▶ [Record set]:

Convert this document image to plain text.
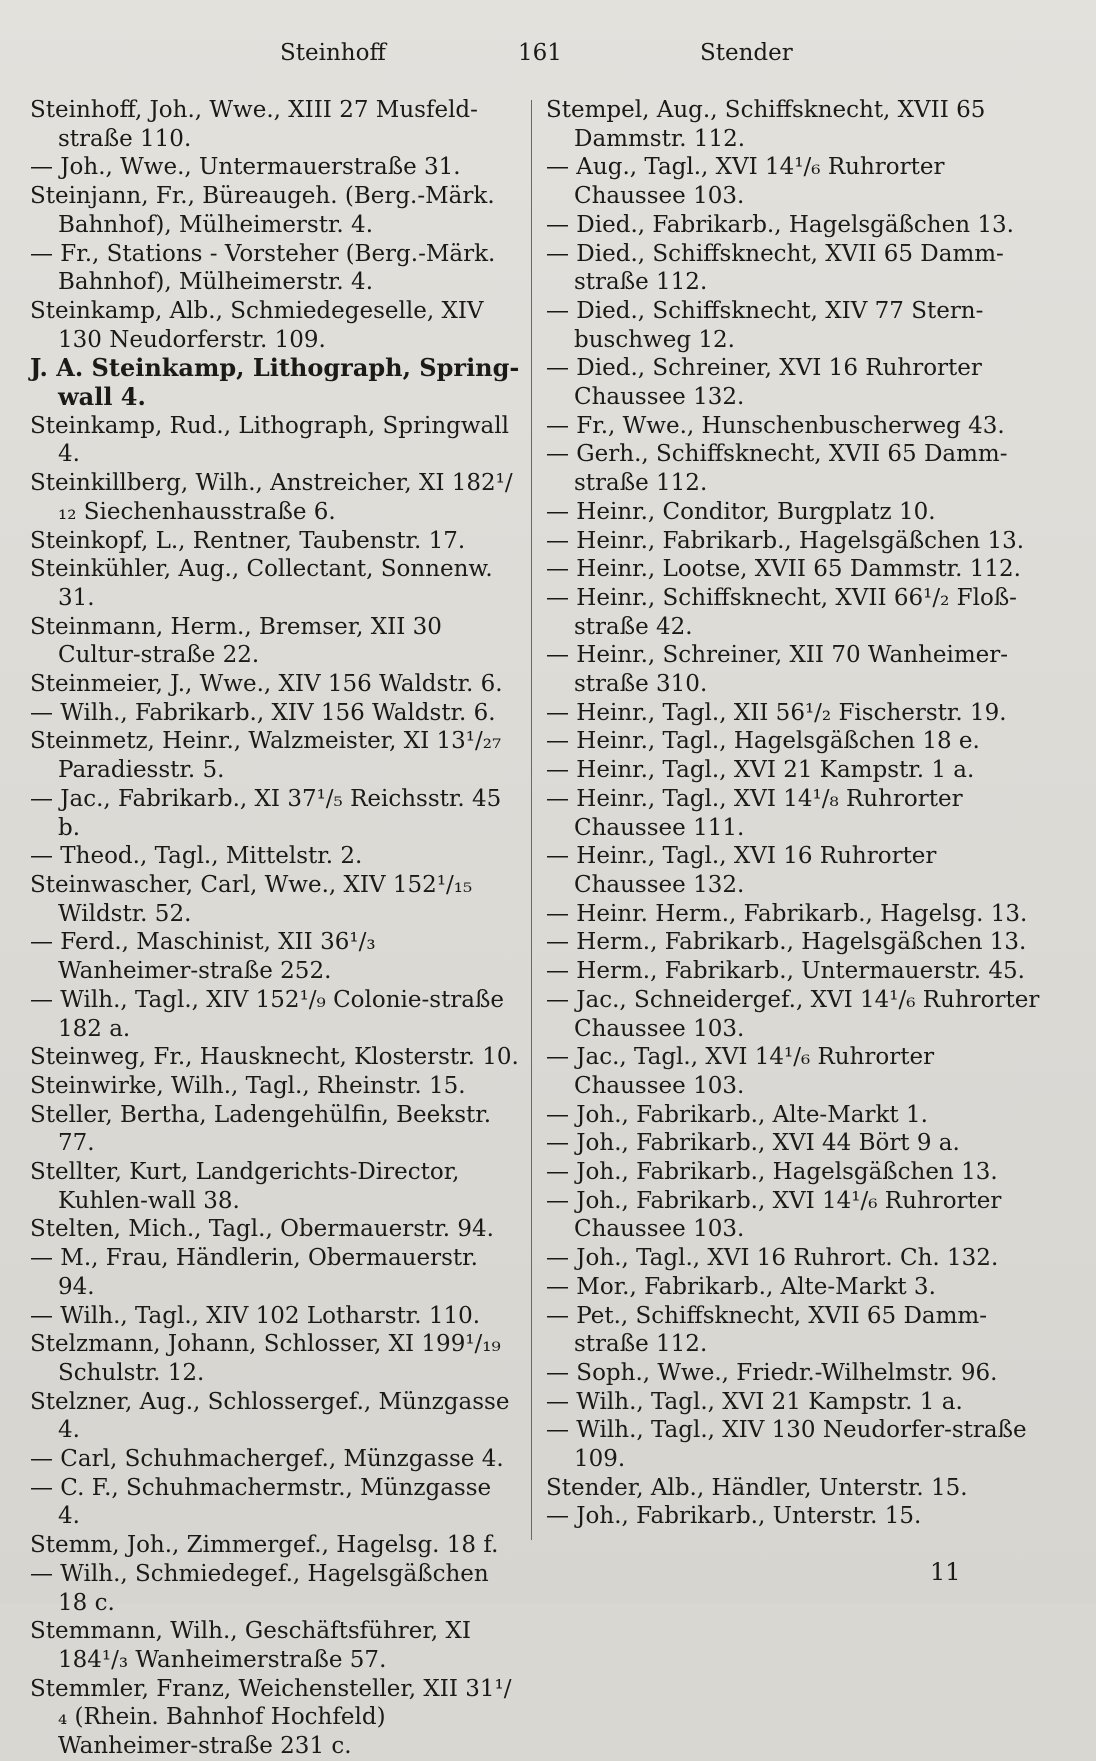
Steinhoff	161	Stender
Steinhoff, Joh., Wwe., XIII 27 Musfeld-straße 110.
— Joh., Wwe., Untermauerstraße 31.
Steinjann, Fr., Büreaugeh. (Berg.-Märk. Bahnhof), Mülheimerstr. 4.
— Fr., Stations - Vorsteher (Berg.-Märk. Bahnhof), Mülheimerstr. 4.
Steinkamp, Alb., Schmiedegeselle, XIV 130 Neudorferstr. 109.
J. A. Steinkamp, Lithograph, Spring-wall 4.
Steinkamp, Rud., Lithograph, Springwall 4.
Steinkillberg, Wilh., Anstreicher, XI 182¹/₁₂ Siechenhausstraße 6.
Steinkopf, L., Rentner, Taubenstr. 17.
Steinkühler, Aug., Collectant, Sonnenw. 31.
Steinmann, Herm., Bremser, XII 30 Cultur-straße 22.
Steinmeier, J., Wwe., XIV 156 Waldstr. 6.
— Wilh., Fabrikarb., XIV 156 Waldstr. 6.
Steinmetz, Heinr., Walzmeister, XI 13¹/₂₇ Paradiesstr. 5.
— Jac., Fabrikarb., XI 37¹/₅ Reichsstr. 45 b.
— Theod., Tagl., Mittelstr. 2.
Steinwascher, Carl, Wwe., XIV 152¹/₁₅ Wildstr. 52.
— Ferd., Maschinist, XII 36¹/₃ Wanheimer-straße 252.
— Wilh., Tagl., XIV 152¹/₉ Colonie-straße 182 a.
Steinweg, Fr., Hausknecht, Klosterstr. 10.
Steinwirke, Wilh., Tagl., Rheinstr. 15.
Steller, Bertha, Ladengehülfin, Beekstr. 77.
Stellter, Kurt, Landgerichts-Director, Kuhlen-wall 38.
Stelten, Mich., Tagl., Obermauerstr. 94.
— M., Frau, Händlerin, Obermauerstr. 94.
— Wilh., Tagl., XIV 102 Lotharstr. 110.
Stelzmann, Johann, Schlosser, XI 199¹/₁₉ Schulstr. 12.
Stelzner, Aug., Schlossergef., Münzgasse 4.
— Carl, Schuhmachergef., Münzgasse 4.
— C. F., Schuhmachermstr., Münzgasse 4.
Stemm, Joh., Zimmergef., Hagelsg. 18 f.
— Wilh., Schmiedegef., Hagelsgäßchen 18 c.
Stemmann, Wilh., Geschäftsführer, XI 184¹/₃ Wanheimerstraße 57.
Stemmler, Franz, Weichensteller, XII 31¹/₄ (Rhein. Bahnhof Hochfeld) Wanheimer-straße 231 c.
Stempel, Aug., Schiffsknecht, XVII 65 Dammstr. 112.
— Aug., Tagl., XVI 14¹/₆ Ruhrorter Chaussee 103.
— Died., Fabrikarb., Hagelsgäßchen 13.
— Died., Schiffsknecht, XVII 65 Damm-straße 112.
— Died., Schiffsknecht, XIV 77 Stern-buschweg 12.
— Died., Schreiner, XVI 16 Ruhrorter Chaussee 132.
— Fr., Wwe., Hunschenbuscherweg 43.
— Gerh., Schiffsknecht, XVII 65 Damm-straße 112.
— Heinr., Conditor, Burgplatz 10.
— Heinr., Fabrikarb., Hagelsgäßchen 13.
— Heinr., Lootse, XVII 65 Dammstr. 112.
— Heinr., Schiffsknecht, XVII 66¹/₂ Floß-straße 42.
— Heinr., Schreiner, XII 70 Wanheimer-straße 310.
— Heinr., Tagl., XII 56¹/₂ Fischerstr. 19.
— Heinr., Tagl., Hagelsgäßchen 18 e.
— Heinr., Tagl., XVI 21 Kampstr. 1 a.
— Heinr., Tagl., XVI 14¹/₈ Ruhrorter Chaussee 111.
— Heinr., Tagl., XVI 16 Ruhrorter Chaussee 132.
— Heinr. Herm., Fabrikarb., Hagelsg. 13.
— Herm., Fabrikarb., Hagelsgäßchen 13.
— Herm., Fabrikarb., Untermauerstr. 45.
— Jac., Schneidergef., XVI 14¹/₆ Ruhrorter Chaussee 103.
— Jac., Tagl., XVI 14¹/₆ Ruhrorter Chaussee 103.
— Joh., Fabrikarb., Alte-Markt 1.
— Joh., Fabrikarb., XVI 44 Bört 9 a.
— Joh., Fabrikarb., Hagelsgäßchen 13.
— Joh., Fabrikarb., XVI 14¹/₆ Ruhrorter Chaussee 103.
— Joh., Tagl., XVI 16 Ruhrort. Ch. 132.
— Mor., Fabrikarb., Alte-Markt 3.
— Pet., Schiffsknecht, XVII 65 Damm-straße 112.
— Soph., Wwe., Friedr.-Wilhelmstr. 96.
— Wilh., Tagl., XVI 21 Kampstr. 1 a.
— Wilh., Tagl., XIV 130 Neudorfer-straße 109.
Stender, Alb., Händler, Unterstr. 15.
— Joh., Fabrikarb., Unterstr. 15.
11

▶ [Required task]:
Go back to the records above and write them out exactly, without the pictures.

▶ [Solution to this task]:
Convert this document image to plain text.
Steinhoff	161	Stender
Steinhoff, Joh., Wwe., XIII 27 Musfeld-straße 110.
— Joh., Wwe., Untermauerstraße 31.
Steinjann, Fr., Büreaugeh. (Berg.-Märk. Bahnhof), Mülheimerstr. 4.
— Fr., Stations - Vorsteher (Berg.-Märk. Bahnhof), Mülheimerstr. 4.
Steinkamp, Alb., Schmiedegeselle, XIV 130 Neudorferstr. 109.
J. A. Steinkamp, Lithograph, Spring-wall 4.
Steinkamp, Rud., Lithograph, Springwall 4.
Steinkillberg, Wilh., Anstreicher, XI 182¹/₁₂ Siechenhausstraße 6.
Steinkopf, L., Rentner, Taubenstr. 17.
Steinkühler, Aug., Collectant, Sonnenw. 31.
Steinmann, Herm., Bremser, XII 30 Cultur-straße 22.
Steinmeier, J., Wwe., XIV 156 Waldstr. 6.
— Wilh., Fabrikarb., XIV 156 Waldstr. 6.
Steinmetz, Heinr., Walzmeister, XI 13¹/₂₇ Paradiesstr. 5.
— Jac., Fabrikarb., XI 37¹/₅ Reichsstr. 45 b.
— Theod., Tagl., Mittelstr. 2.
Steinwascher, Carl, Wwe., XIV 152¹/₁₅ Wildstr. 52.
— Ferd., Maschinist, XII 36¹/₃ Wanheimer-straße 252.
— Wilh., Tagl., XIV 152¹/₉ Colonie-straße 182 a.
Steinweg, Fr., Hausknecht, Klosterstr. 10.
Steinwirke, Wilh., Tagl., Rheinstr. 15.
Steller, Bertha, Ladengehülfin, Beekstr. 77.
Stellter, Kurt, Landgerichts-Director, Kuhlen-wall 38.
Stelten, Mich., Tagl., Obermauerstr. 94.
— M., Frau, Händlerin, Obermauerstr. 94.
— Wilh., Tagl., XIV 102 Lotharstr. 110.
Stelzmann, Johann, Schlosser, XI 199¹/₁₉ Schulstr. 12.
Stelzner, Aug., Schlossergef., Münzgasse 4.
— Carl, Schuhmachergef., Münzgasse 4.
— C. F., Schuhmachermstr., Münzgasse 4.
Stemm, Joh., Zimmergef., Hagelsg. 18 f.
— Wilh., Schmiedegef., Hagelsgäßchen 18 c.
Stemmann, Wilh., Geschäftsführer, XI 184¹/₃ Wanheimerstraße 57.
Stemmler, Franz, Weichensteller, XII 31¹/₄ (Rhein. Bahnhof Hochfeld) Wanheimer-straße 231 c.
Stempel, Aug., Schiffsknecht, XVII 65 Dammstr. 112.
— Aug., Tagl., XVI 14¹/₆ Ruhrorter Chaussee 103.
— Died., Fabrikarb., Hagelsgäßchen 13.
— Died., Schiffsknecht, XVII 65 Damm-straße 112.
— Died., Schiffsknecht, XIV 77 Stern-buschweg 12.
— Died., Schreiner, XVI 16 Ruhrorter Chaussee 132.
— Fr., Wwe., Hunschenbuscherweg 43.
— Gerh., Schiffsknecht, XVII 65 Damm-straße 112.
— Heinr., Conditor, Burgplatz 10.
— Heinr., Fabrikarb., Hagelsgäßchen 13.
— Heinr., Lootse, XVII 65 Dammstr. 112.
— Heinr., Schiffsknecht, XVII 66¹/₂ Floß-straße 42.
— Heinr., Schreiner, XII 70 Wanheimer-straße 310.
— Heinr., Tagl., XII 56¹/₂ Fischerstr. 19.
— Heinr., Tagl., Hagelsgäßchen 18 e.
— Heinr., Tagl., XVI 21 Kampstr. 1 a.
— Heinr., Tagl., XVI 14¹/₈ Ruhrorter Chaussee 111.
— Heinr., Tagl., XVI 16 Ruhrorter Chaussee 132.
— Heinr. Herm., Fabrikarb., Hagelsg. 13.
— Herm., Fabrikarb., Hagelsgäßchen 13.
— Herm., Fabrikarb., Untermauerstr. 45.
— Jac., Schneidergef., XVI 14¹/₆ Ruhrorter Chaussee 103.
— Jac., Tagl., XVI 14¹/₆ Ruhrorter Chaussee 103.
— Joh., Fabrikarb., Alte-Markt 1.
— Joh., Fabrikarb., XVI 44 Bört 9 a.
— Joh., Fabrikarb., Hagelsgäßchen 13.
— Joh., Fabrikarb., XVI 14¹/₆ Ruhrorter Chaussee 103.
— Joh., Tagl., XVI 16 Ruhrort. Ch. 132.
— Mor., Fabrikarb., Alte-Markt 3.
— Pet., Schiffsknecht, XVII 65 Damm-straße 112.
— Soph., Wwe., Friedr.-Wilhelmstr. 96.
— Wilh., Tagl., XVI 21 Kampstr. 1 a.
— Wilh., Tagl., XIV 130 Neudorfer-straße 109.
Stender, Alb., Händler, Unterstr. 15.
— Joh., Fabrikarb., Unterstr. 15.
11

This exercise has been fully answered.